**Problem description:** Using the data below, copy each line that includes the word "xlabel".

**Material for the task:**

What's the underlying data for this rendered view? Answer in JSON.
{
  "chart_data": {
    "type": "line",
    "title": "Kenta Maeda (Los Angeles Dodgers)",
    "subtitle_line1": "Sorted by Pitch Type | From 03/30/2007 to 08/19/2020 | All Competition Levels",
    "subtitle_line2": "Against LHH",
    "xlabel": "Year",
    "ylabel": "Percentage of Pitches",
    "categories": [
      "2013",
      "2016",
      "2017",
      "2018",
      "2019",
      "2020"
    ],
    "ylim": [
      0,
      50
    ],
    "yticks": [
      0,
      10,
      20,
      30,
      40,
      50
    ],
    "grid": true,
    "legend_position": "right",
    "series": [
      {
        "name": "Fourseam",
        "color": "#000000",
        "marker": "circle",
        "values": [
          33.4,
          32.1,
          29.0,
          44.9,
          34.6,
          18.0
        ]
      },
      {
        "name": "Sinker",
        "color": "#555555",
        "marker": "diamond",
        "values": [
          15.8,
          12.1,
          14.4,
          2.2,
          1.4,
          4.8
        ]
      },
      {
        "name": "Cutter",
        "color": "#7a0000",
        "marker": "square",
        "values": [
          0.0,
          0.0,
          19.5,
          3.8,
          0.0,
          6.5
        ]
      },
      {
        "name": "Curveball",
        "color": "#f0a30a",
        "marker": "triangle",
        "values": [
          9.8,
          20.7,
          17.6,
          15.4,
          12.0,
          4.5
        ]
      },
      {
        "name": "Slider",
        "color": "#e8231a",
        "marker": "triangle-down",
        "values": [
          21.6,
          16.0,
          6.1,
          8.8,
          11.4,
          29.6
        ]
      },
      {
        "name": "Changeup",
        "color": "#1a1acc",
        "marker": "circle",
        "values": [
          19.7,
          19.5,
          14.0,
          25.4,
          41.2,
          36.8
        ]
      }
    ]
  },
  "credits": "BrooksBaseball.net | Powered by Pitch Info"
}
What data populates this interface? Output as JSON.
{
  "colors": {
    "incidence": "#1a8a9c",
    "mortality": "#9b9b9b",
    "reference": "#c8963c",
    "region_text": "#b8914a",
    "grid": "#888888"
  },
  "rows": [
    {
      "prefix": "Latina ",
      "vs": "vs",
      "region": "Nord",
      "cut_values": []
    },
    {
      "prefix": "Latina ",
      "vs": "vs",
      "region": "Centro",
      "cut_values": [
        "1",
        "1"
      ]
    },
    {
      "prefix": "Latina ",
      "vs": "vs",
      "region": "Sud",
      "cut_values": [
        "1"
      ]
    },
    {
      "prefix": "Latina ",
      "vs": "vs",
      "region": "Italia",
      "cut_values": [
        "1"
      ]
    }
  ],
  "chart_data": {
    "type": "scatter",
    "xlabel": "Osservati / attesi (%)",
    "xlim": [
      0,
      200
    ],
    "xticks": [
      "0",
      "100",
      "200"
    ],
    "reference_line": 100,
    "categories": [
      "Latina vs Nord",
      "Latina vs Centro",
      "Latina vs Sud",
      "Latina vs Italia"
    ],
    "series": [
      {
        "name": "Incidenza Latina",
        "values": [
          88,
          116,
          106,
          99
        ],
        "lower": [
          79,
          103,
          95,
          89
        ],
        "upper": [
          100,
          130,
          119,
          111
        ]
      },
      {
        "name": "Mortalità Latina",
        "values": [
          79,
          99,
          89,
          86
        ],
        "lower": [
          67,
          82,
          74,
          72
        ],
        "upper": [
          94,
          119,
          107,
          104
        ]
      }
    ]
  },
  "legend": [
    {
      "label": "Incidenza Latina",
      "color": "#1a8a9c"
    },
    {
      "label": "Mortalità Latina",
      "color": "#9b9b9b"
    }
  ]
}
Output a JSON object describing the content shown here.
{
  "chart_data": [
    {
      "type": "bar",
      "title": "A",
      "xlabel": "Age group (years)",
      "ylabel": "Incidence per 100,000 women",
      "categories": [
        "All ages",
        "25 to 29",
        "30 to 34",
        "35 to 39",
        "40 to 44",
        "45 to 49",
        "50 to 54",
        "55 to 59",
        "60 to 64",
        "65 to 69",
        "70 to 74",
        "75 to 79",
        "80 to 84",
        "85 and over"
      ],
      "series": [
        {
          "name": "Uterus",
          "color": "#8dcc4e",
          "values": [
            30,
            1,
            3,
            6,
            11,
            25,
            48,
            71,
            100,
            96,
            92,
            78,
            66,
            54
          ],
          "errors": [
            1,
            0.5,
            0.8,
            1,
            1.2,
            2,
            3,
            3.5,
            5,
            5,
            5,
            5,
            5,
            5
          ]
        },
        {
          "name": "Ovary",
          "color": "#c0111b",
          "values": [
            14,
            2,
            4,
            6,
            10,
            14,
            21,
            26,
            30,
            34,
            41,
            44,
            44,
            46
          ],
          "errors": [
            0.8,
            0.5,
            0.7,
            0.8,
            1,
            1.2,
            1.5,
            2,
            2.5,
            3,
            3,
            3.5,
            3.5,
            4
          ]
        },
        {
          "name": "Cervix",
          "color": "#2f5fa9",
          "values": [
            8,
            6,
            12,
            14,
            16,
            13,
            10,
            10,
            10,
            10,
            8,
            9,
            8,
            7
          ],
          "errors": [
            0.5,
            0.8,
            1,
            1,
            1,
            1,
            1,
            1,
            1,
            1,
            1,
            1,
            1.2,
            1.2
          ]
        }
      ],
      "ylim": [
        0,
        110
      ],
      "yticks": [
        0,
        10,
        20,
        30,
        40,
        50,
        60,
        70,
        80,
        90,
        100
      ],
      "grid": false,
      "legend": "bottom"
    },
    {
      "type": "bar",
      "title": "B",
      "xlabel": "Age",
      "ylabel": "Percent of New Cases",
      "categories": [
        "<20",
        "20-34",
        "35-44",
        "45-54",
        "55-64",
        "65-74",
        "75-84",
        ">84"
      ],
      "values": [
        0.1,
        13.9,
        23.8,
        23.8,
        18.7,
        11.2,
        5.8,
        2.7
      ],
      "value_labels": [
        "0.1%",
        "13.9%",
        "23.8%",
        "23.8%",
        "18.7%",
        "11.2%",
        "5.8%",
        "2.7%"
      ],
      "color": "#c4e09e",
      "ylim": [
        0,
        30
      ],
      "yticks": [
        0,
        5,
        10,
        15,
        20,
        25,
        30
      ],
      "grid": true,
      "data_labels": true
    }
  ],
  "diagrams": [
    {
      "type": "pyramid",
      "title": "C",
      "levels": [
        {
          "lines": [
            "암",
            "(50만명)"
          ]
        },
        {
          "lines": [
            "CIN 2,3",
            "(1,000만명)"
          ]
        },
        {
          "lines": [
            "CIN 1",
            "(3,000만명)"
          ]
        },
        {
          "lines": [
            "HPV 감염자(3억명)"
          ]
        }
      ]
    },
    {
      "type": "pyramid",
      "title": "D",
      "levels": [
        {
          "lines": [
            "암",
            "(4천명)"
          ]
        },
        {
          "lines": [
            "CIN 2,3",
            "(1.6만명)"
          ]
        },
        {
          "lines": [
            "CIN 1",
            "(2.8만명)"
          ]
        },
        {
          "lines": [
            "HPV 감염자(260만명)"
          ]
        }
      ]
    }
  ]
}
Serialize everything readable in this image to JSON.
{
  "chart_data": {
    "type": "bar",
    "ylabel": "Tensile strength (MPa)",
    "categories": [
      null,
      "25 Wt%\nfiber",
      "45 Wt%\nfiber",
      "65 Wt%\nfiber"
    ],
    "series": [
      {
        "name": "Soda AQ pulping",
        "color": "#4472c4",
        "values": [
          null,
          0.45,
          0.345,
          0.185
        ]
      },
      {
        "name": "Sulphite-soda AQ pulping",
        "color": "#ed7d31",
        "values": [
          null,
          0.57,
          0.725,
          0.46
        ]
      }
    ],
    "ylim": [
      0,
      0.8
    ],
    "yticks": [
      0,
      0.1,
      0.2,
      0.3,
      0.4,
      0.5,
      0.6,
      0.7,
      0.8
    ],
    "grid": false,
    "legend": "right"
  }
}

**Solution:**
    "xlabel": "Year",
    "xlabel": "Osservati / attesi (%)",
      "xlabel": "Age group (years)",
      "xlabel": "Age",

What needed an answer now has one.